Written exercise.
Rewrite the stretch from the start of the records through the line that contains "legend-swatch: [261, 647, 276, 661]" as a numbered list, leaving out any blank lines.

Layout element records.
----
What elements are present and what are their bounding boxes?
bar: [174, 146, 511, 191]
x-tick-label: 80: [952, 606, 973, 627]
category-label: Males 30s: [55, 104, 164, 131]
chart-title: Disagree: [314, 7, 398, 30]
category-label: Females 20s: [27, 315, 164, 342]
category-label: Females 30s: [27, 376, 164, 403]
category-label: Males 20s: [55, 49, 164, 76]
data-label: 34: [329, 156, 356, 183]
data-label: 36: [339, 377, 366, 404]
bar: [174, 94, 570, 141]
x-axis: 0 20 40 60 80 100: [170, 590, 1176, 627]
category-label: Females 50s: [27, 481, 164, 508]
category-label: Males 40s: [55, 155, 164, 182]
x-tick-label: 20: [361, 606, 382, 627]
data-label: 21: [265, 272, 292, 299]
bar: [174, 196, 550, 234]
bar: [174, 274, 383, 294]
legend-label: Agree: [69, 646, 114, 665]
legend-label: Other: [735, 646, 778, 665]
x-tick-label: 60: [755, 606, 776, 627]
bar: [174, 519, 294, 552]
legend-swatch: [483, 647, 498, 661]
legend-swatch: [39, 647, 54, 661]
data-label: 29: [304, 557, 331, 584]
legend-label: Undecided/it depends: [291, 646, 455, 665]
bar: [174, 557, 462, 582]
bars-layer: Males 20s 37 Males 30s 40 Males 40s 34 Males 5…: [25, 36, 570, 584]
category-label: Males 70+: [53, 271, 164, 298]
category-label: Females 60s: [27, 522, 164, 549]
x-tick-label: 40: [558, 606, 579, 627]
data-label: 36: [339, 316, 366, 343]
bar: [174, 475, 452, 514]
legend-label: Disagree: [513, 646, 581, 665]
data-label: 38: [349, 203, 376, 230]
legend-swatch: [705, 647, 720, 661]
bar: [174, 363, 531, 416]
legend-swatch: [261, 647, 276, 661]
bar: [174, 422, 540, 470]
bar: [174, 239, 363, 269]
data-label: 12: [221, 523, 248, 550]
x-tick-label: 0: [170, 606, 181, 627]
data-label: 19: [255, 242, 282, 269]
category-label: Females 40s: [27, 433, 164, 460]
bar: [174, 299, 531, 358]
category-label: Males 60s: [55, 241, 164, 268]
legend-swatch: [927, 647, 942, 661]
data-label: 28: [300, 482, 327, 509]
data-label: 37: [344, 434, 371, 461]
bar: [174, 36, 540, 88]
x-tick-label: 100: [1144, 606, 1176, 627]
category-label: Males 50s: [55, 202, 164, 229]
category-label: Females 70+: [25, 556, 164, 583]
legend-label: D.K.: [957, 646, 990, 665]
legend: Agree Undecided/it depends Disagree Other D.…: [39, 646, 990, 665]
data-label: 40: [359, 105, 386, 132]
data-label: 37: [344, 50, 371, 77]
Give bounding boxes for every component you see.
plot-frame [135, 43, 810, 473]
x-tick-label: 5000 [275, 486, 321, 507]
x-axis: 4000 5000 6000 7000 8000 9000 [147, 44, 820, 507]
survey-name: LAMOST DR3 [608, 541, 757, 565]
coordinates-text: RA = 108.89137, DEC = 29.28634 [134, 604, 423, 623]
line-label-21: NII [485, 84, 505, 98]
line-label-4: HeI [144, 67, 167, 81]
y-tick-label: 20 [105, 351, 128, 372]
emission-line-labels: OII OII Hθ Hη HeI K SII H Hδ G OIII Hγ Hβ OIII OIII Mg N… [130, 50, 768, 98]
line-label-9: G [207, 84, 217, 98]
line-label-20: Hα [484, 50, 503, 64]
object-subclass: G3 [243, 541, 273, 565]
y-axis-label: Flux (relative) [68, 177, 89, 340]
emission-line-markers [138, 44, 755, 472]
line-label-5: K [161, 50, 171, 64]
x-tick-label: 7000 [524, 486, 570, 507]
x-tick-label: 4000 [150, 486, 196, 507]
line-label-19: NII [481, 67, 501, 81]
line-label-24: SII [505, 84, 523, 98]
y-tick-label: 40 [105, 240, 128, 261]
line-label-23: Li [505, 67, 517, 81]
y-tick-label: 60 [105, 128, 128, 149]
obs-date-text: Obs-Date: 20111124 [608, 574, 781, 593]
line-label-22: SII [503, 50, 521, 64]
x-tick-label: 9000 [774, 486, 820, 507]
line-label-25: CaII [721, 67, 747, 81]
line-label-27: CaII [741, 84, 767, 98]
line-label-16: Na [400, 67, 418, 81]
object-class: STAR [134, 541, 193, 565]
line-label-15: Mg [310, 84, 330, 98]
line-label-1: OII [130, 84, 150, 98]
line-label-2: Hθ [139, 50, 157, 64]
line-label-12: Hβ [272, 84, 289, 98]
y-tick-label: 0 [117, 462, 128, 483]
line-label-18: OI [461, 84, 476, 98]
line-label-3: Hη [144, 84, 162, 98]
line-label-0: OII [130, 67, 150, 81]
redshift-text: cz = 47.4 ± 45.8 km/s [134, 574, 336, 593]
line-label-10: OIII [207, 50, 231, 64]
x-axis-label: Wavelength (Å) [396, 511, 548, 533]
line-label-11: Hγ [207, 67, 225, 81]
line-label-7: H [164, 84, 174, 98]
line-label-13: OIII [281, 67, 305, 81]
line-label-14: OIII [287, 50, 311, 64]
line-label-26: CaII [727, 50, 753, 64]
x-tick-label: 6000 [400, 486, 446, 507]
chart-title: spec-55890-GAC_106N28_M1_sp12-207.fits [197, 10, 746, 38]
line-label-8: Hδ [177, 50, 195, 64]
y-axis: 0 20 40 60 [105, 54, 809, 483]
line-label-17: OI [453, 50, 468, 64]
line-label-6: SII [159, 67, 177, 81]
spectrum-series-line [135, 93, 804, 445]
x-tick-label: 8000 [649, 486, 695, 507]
----
Output.
1. What elements are present and what are their bounding boxes?
2. bar: [174, 146, 511, 191]
3. x-tick-label: 80: [952, 606, 973, 627]
4. category-label: Males 30s: [55, 104, 164, 131]
5. chart-title: Disagree: [314, 7, 398, 30]
6. category-label: Females 20s: [27, 315, 164, 342]
7. category-label: Females 30s: [27, 376, 164, 403]
8. category-label: Males 20s: [55, 49, 164, 76]
9. data-label: 34: [329, 156, 356, 183]
10. data-label: 36: [339, 377, 366, 404]
11. bar: [174, 94, 570, 141]
12. x-axis: 0 20 40 60 80 100: [170, 590, 1176, 627]
13. category-label: Females 50s: [27, 481, 164, 508]
14. category-label: Males 40s: [55, 155, 164, 182]
15. x-tick-label: 20: [361, 606, 382, 627]
16. data-label: 21: [265, 272, 292, 299]
17. bar: [174, 196, 550, 234]
18. bar: [174, 274, 383, 294]
19. legend-label: Agree: [69, 646, 114, 665]
20. legend-label: Other: [735, 646, 778, 665]
21. x-tick-label: 60: [755, 606, 776, 627]
22. bar: [174, 519, 294, 552]
23. legend-swatch: [483, 647, 498, 661]
24. legend-swatch: [39, 647, 54, 661]
25. data-label: 29: [304, 557, 331, 584]
26. legend-label: Undecided/it depends: [291, 646, 455, 665]
27. bar: [174, 557, 462, 582]
28. bars-layer: Males 20s 37 Males 30s 40 Males 40s 34 Males 5…: [25, 36, 570, 584]
29. category-label: Males 70+: [53, 271, 164, 298]
30. category-label: Females 60s: [27, 522, 164, 549]
31. x-tick-label: 40: [558, 606, 579, 627]
32. data-label: 36: [339, 316, 366, 343]
33. bar: [174, 475, 452, 514]
34. legend-label: Disagree: [513, 646, 581, 665]
35. data-label: 38: [349, 203, 376, 230]
36. legend-swatch: [705, 647, 720, 661]
37. bar: [174, 363, 531, 416]
38. legend-swatch: [261, 647, 276, 661]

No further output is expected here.